=== Text block ===

# Residence visa overstay consequences



## Wulfstryde

Greetings fellow expats, and a very good to you all!

I couldn't find an answer in the sticky threads and search didn't turn up anything relevant either, so any help is appreciated.

I've been a student in Egypt for the past 4 years and just graduated a couple of months ago. However, I still have some work here that I need to take care of before packing my bags for good. Unfortunately, my residence visa expired on the 30th of October and I've not been able to get it renewed through my university since I've graduated and all... While I am exploring other options, I would really like to know what the consequences for overstaying are.

I'm aware of the LE 150-200 fine and am perfectly fine with that. What I want to know is whether I may be blacklisted for future entry or whether they will stamp an 'OVERSTAYED' seal in my passport. I plan to stay for another 2 months, until mid January let's say.

I'm too afraid to approach the officers at Mogamma or elsewhere, so any information is highly appreciated. Even anecdotal information should help ease my concerns.

Thank you for your time!


----------



## hurghadapat

Wulfstryde said:


> Greetings fellow expats, and a very good to you all!
> 
> I couldn't find an answer in the sticky threads and search didn't turn up anything relevant either, so any help is appreciated.

=== Data entries ===

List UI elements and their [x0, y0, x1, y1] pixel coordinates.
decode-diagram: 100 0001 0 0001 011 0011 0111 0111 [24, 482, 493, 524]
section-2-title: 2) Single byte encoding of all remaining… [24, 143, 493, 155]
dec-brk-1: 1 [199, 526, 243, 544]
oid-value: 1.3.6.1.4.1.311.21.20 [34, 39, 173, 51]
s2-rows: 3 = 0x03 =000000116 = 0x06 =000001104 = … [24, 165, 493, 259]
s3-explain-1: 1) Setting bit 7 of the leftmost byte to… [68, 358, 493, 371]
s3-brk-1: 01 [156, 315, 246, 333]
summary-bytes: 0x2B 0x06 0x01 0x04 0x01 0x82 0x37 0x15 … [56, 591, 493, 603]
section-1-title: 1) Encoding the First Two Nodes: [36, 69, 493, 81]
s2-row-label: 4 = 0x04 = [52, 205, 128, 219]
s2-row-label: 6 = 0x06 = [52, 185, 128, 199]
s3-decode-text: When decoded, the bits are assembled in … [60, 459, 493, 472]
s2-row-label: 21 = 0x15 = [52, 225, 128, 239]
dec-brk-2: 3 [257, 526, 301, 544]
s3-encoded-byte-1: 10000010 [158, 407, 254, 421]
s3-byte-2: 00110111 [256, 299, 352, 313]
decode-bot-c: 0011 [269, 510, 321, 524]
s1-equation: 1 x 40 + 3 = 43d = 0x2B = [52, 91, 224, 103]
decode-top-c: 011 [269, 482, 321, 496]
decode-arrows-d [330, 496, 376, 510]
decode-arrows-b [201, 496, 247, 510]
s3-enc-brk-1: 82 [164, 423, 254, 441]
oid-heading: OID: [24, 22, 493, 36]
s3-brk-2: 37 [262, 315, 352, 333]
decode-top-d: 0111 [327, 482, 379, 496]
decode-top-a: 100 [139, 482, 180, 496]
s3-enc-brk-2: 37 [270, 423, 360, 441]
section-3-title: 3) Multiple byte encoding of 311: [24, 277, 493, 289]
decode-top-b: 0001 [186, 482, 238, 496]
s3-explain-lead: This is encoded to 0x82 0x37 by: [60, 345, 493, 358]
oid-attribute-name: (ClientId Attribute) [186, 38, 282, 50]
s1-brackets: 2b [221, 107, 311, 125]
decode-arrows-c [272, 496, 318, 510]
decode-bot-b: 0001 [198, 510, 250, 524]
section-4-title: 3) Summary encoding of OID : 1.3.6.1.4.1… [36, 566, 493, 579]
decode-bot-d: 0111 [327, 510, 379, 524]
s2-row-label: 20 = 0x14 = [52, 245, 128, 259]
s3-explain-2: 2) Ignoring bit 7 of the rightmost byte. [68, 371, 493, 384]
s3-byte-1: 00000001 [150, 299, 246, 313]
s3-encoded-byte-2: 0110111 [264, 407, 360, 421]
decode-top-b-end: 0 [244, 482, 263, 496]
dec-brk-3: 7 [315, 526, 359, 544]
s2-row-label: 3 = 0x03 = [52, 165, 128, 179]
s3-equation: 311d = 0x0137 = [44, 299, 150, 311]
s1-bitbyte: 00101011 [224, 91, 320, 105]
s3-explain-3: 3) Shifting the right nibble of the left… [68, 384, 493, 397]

===

What you need to do – Edit the visa overstay thread, starting with "I'm too afraid" and going on through "for your time!", so that "anecdotal" reads "secondhand". The records were drawn from a separate source.

Exercise response –
I'm too afraid to approach the officers at Mogamma or elsewhere, so any information is highly appreciated. Even secondhand information should help ease my concerns.

Thank you for your time!